| Data for processing |
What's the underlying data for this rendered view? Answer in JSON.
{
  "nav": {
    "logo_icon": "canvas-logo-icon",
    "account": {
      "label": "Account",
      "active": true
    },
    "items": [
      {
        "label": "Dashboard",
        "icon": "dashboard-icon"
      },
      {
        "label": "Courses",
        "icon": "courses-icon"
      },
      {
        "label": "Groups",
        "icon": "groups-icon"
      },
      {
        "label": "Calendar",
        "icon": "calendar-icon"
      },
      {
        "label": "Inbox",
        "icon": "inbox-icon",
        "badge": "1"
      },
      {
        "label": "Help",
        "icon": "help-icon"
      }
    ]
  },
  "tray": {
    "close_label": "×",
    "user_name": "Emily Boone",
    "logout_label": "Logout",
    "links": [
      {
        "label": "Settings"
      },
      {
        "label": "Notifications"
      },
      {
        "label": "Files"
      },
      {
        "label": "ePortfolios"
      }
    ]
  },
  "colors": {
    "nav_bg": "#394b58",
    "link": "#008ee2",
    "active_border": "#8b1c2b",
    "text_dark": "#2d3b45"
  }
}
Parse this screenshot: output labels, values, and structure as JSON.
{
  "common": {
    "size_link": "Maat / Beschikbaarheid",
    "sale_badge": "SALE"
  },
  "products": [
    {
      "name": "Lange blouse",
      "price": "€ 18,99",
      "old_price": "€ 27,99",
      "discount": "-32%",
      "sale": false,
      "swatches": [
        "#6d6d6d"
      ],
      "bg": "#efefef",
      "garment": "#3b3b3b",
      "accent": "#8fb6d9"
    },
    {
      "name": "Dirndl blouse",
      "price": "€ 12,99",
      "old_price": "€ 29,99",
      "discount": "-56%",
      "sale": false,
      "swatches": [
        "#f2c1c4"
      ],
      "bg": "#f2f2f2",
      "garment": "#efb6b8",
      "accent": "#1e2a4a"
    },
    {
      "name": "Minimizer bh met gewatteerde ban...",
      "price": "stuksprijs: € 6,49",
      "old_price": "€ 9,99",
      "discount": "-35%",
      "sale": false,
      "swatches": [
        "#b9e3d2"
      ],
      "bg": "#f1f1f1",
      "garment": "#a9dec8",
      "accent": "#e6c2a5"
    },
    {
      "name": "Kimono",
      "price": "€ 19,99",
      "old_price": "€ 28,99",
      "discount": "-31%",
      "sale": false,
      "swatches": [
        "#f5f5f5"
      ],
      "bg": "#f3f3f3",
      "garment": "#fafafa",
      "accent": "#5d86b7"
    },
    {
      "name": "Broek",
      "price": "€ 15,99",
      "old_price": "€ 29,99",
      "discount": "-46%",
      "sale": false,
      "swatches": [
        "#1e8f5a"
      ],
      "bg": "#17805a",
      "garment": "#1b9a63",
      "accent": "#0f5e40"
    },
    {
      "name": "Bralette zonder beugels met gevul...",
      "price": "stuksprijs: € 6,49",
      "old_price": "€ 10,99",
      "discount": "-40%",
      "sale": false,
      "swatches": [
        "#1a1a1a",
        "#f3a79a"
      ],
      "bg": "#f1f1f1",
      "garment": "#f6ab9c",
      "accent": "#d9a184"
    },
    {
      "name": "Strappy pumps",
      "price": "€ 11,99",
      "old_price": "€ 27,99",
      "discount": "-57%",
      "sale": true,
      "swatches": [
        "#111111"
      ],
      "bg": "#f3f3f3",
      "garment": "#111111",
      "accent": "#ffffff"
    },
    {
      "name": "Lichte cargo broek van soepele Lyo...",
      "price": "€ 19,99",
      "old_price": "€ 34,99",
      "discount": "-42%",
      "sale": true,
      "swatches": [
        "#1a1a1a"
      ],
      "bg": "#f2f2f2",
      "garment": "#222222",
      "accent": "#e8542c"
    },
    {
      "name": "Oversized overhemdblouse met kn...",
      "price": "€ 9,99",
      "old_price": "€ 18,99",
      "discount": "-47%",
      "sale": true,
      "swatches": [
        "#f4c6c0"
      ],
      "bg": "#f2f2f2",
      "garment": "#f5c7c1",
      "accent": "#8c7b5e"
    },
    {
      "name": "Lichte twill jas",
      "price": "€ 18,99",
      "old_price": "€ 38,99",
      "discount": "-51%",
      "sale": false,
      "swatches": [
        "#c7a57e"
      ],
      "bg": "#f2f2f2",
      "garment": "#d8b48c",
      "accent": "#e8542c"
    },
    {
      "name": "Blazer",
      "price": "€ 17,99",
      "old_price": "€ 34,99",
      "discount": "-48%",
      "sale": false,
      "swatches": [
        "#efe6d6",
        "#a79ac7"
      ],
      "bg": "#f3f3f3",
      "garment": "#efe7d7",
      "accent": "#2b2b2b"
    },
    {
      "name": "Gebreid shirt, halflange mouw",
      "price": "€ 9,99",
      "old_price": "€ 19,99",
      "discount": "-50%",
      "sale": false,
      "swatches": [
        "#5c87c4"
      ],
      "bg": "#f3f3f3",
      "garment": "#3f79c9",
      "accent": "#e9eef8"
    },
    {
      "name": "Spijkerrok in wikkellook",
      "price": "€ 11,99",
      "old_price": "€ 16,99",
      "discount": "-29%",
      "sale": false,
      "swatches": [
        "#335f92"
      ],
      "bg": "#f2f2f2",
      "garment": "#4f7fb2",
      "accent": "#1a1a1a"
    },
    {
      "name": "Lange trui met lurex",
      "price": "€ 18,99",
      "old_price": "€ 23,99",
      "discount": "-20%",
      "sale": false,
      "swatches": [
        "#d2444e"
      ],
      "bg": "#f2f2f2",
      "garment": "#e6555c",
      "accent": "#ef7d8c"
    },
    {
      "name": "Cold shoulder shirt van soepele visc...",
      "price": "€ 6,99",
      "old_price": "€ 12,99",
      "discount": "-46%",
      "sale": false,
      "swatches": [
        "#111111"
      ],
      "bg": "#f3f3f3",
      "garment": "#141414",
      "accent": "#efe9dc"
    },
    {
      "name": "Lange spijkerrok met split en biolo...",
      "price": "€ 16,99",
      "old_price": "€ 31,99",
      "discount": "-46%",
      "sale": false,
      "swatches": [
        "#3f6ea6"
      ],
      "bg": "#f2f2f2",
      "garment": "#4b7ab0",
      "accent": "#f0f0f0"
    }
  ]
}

| Stated exercise |
Among the lines of the material, find those that hold the word "Lichte" and copy them.

| Expected answer |
      "name": "Lichte cargo broek van soepele Lyo...",
      "name": "Lichte twill jas",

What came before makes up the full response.